- Written request: Copy out the complete listing, word for word.

- Supplied material:
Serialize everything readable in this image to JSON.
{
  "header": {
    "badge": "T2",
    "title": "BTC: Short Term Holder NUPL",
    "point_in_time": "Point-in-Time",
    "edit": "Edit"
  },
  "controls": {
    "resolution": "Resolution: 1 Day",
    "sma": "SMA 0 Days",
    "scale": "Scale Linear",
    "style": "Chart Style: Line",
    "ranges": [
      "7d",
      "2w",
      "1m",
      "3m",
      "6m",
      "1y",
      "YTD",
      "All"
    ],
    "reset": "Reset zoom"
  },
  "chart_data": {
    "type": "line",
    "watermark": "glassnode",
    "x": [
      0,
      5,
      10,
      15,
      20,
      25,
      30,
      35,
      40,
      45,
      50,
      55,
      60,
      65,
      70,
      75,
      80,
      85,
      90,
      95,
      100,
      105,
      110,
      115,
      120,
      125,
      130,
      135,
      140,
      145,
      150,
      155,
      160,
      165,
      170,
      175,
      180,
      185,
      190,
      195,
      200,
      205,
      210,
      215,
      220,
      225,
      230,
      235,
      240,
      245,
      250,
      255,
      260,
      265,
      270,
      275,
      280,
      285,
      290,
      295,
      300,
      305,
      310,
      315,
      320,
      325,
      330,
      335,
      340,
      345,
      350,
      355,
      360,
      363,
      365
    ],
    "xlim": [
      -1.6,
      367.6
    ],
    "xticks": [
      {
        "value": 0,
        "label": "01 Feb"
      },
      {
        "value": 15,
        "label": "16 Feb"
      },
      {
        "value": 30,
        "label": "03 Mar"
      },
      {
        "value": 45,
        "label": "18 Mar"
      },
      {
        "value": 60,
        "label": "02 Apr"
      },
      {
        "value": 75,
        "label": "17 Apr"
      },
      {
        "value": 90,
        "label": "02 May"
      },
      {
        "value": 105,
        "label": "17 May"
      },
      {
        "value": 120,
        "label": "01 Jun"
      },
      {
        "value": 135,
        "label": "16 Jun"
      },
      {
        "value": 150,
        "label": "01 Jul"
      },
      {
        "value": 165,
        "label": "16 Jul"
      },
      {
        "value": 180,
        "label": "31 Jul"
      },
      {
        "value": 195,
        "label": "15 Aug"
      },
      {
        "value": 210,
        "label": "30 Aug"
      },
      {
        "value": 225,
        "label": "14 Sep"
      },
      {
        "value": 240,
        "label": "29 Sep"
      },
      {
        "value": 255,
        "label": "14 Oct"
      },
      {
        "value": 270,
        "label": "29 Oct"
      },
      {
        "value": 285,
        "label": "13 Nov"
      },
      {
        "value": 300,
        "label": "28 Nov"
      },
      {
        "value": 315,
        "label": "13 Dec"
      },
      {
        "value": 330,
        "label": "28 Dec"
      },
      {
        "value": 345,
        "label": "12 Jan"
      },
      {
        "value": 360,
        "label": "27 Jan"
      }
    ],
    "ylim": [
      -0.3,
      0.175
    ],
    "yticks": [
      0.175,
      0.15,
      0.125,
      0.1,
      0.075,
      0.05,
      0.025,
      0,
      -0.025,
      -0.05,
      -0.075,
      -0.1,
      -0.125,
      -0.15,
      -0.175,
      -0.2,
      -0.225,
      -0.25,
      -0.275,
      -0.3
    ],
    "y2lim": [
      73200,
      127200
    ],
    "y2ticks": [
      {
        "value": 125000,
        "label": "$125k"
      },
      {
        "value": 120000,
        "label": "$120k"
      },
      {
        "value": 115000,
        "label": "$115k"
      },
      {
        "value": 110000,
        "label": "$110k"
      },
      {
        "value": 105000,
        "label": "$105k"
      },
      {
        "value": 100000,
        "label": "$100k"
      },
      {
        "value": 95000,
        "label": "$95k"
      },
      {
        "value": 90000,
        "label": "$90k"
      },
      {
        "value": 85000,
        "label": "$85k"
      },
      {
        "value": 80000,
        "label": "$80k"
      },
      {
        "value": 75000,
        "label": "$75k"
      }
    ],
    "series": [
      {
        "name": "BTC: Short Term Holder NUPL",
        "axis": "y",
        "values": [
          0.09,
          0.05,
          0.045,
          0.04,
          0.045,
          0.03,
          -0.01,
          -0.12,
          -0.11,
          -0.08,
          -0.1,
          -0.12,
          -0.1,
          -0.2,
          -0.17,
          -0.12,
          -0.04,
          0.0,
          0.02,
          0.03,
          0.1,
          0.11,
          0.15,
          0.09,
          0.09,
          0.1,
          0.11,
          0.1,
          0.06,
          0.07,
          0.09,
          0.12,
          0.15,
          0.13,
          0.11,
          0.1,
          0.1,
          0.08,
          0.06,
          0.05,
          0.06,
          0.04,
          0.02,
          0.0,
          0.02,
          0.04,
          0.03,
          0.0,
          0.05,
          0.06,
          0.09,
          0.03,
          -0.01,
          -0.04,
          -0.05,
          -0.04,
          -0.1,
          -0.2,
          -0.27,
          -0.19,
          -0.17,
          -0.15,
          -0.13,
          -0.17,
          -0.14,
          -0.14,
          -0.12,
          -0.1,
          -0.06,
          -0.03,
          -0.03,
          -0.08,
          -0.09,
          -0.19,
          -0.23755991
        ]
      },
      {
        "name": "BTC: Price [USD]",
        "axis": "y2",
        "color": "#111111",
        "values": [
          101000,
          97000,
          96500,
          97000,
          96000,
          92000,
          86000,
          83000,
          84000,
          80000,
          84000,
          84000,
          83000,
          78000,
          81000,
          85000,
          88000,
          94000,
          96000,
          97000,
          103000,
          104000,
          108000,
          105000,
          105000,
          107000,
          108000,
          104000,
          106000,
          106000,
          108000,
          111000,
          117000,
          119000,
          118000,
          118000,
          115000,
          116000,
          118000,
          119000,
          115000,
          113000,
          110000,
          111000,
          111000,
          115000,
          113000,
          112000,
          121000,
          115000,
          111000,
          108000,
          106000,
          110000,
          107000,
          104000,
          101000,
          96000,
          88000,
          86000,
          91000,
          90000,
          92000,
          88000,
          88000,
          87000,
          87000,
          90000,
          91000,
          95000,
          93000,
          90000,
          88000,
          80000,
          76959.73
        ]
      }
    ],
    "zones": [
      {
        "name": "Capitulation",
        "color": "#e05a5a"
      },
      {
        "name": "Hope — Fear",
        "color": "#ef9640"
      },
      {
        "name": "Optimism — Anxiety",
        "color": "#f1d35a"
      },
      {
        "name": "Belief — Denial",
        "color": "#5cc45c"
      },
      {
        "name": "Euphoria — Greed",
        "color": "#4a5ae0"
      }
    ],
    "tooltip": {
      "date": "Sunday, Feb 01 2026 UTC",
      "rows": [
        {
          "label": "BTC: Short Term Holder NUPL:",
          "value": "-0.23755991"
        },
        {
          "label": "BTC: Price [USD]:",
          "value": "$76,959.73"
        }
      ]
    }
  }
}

- Exercise response:
Serialize everything readable in this image to JSON.
{
  "header": {
    "badge": "T2",
    "title": "BTC: Short Term Holder NUPL",
    "point_in_time": "Point-in-Time",
    "edit": "Edit"
  },
  "controls": {
    "resolution": "Resolution: 1 Day",
    "sma": "SMA 0 Days",
    "scale": "Scale Linear",
    "style": "Chart Style: Line",
    "ranges": [
      "7d",
      "2w",
      "1m",
      "3m",
      "6m",
      "1y",
      "YTD",
      "All"
    ],
    "reset": "Reset zoom"
  },
  "chart_data": {
    "type": "line",
    "watermark": "glassnode",
    "x": [
      0,
      5,
      10,
      15,
      20,
      25,
      30,
      35,
      40,
      45,
      50,
      55,
      60,
      65,
      70,
      75,
      80,
      85,
      90,
      95,
      100,
      105,
      110,
      115,
      120,
      125,
      130,
      135,
      140,
      145,
      150,
      155,
      160,
      165,
      170,
      175,
      180,
      185,
      190,
      195,
      200,
      205,
      210,
      215,
      220,
      225,
      230,
      235,
      240,
      245,
      250,
      255,
      260,
      265,
      270,
      275,
      280,
      285,
      290,
      295,
      300,
      305,
      310,
      315,
      320,
      325,
      330,
      335,
      340,
      345,
      350,
      355,
      360,
      363,
      365
    ],
    "xlim": [
      -1.6,
      367.6
    ],
    "xticks": [
      {
        "value": 0,
        "label": "01 Feb"
      },
      {
        "value": 15,
        "label": "16 Feb"
      },
      {
        "value": 30,
        "label": "03 Mar"
      },
      {
        "value": 45,
        "label": "18 Mar"
      },
      {
        "value": 60,
        "label": "02 Apr"
      },
      {
        "value": 75,
        "label": "17 Apr"
      },
      {
        "value": 90,
        "label": "02 May"
      },
      {
        "value": 105,
        "label": "17 May"
      },
      {
        "value": 120,
        "label": "01 Jun"
      },
      {
        "value": 135,
        "label": "16 Jun"
      },
      {
        "value": 150,
        "label": "01 Jul"
      },
      {
        "value": 165,
        "label": "16 Jul"
      },
      {
        "value": 180,
        "label": "31 Jul"
      },
      {
        "value": 195,
        "label": "15 Aug"
      },
      {
        "value": 210,
        "label": "30 Aug"
      },
      {
        "value": 225,
        "label": "14 Sep"
      },
      {
        "value": 240,
        "label": "29 Sep"
      },
      {
        "value": 255,
        "label": "14 Oct"
      },
      {
        "value": 270,
        "label": "29 Oct"
      },
      {
        "value": 285,
        "label": "13 Nov"
      },
      {
        "value": 300,
        "label": "28 Nov"
      },
      {
        "value": 315,
        "label": "13 Dec"
      },
      {
        "value": 330,
        "label": "28 Dec"
      },
      {
        "value": 345,
        "label": "12 Jan"
      },
      {
        "value": 360,
        "label": "27 Jan"
      }
    ],
    "ylim": [
      -0.3,
      0.175
    ],
    "yticks": [
      0.175,
      0.15,
      0.125,
      0.1,
      0.075,
      0.05,
      0.025,
      0,
      -0.025,
      -0.05,
      -0.075,
      -0.1,
      -0.125,
      -0.15,
      -0.175,
      -0.2,
      -0.225,
      -0.25,
      -0.275,
      -0.3
    ],
    "y2lim": [
      73200,
      127200
    ],
    "y2ticks": [
      {
        "value": 125000,
        "label": "$125k"
      },
      {
        "value": 120000,
        "label": "$120k"
      },
      {
        "value": 115000,
        "label": "$115k"
      },
      {
        "value": 110000,
        "label": "$110k"
      },
      {
        "value": 105000,
        "label": "$105k"
      },
      {
        "value": 100000,
        "label": "$100k"
      },
      {
        "value": 95000,
        "label": "$95k"
      },
      {
        "value": 90000,
        "label": "$90k"
      },
      {
        "value": 85000,
        "label": "$85k"
      },
      {
        "value": 80000,
        "label": "$80k"
      },
      {
        "value": 75000,
        "label": "$75k"
      }
    ],
    "series": [
      {
        "name": "BTC: Short Term Holder NUPL",
        "axis": "y",
        "values": [
          0.09,
          0.05,
          0.045,
          0.04,
          0.045,
          0.03,
          -0.01,
          -0.12,
          -0.11,
          -0.08,
          -0.1,
          -0.12,
          -0.1,
          -0.2,
          -0.17,
          -0.12,
          -0.04,
          0.0,
          0.02,
          0.03,
          0.1,
          0.11,
          0.15,
          0.09,
          0.09,
          0.1,
          0.11,
          0.1,
          0.06,
          0.07,
          0.09,
          0.12,
          0.15,
          0.13,
          0.11,
          0.1,
          0.1,
          0.08,
          0.06,
          0.05,
          0.06,
          0.04,
          0.02,
          0.0,
          0.02,
          0.04,
          0.03,
          0.0,
          0.05,
          0.06,
          0.09,
          0.03,
          -0.01,
          -0.04,
          -0.05,
          -0.04,
          -0.1,
          -0.2,
          -0.27,
          -0.19,
          -0.17,
          -0.15,
          -0.13,
          -0.17,
          -0.14,
          -0.14,
          -0.12,
          -0.1,
          -0.06,
          -0.03,
          -0.03,
          -0.08,
          -0.09,
          -0.19,
          -0.23755991
        ]
      },
      {
        "name": "BTC: Price [USD]",
        "axis": "y2",
        "color": "#111111",
        "values": [
          101000,
          97000,
          96500,
          97000,
          96000,
          92000,
          86000,
          83000,
          84000,
          80000,
          84000,
          84000,
          83000,
          78000,
          81000,
          85000,
          88000,
          94000,
          96000,
          97000,
          103000,
          104000,
          108000,
          105000,
          105000,
          107000,
          108000,
          104000,
          106000,
          106000,
          108000,
          111000,
          117000,
          119000,
          118000,
          118000,
          115000,
          116000,
          118000,
          119000,
          115000,
          113000,
          110000,
          111000,
          111000,
          115000,
          113000,
          112000,
          121000,
          115000,
          111000,
          108000,
          106000,
          110000,
          107000,
          104000,
          101000,
          96000,
          88000,
          86000,
          91000,
          90000,
          92000,
          88000,
          88000,
          87000,
          87000,
          90000,
          91000,
          95000,
          93000,
          90000,
          88000,
          80000,
          76959.73
        ]
      }
    ],
    "zones": [
      {
        "name": "Capitulation",
        "color": "#e05a5a"
      },
      {
        "name": "Hope — Fear",
        "color": "#ef9640"
      },
      {
        "name": "Optimism — Anxiety",
        "color": "#f1d35a"
      },
      {
        "name": "Belief — Denial",
        "color": "#5cc45c"
      },
      {
        "name": "Euphoria — Greed",
        "color": "#4a5ae0"
      }
    ],
    "tooltip": {
      "date": "Sunday, Feb 01 2026 UTC",
      "rows": [
        {
          "label": "BTC: Short Term Holder NUPL:",
          "value": "-0.23755991"
        },
        {
          "label": "BTC: Price [USD]:",
          "value": "$76,959.73"
        }
      ]
    }
  }
}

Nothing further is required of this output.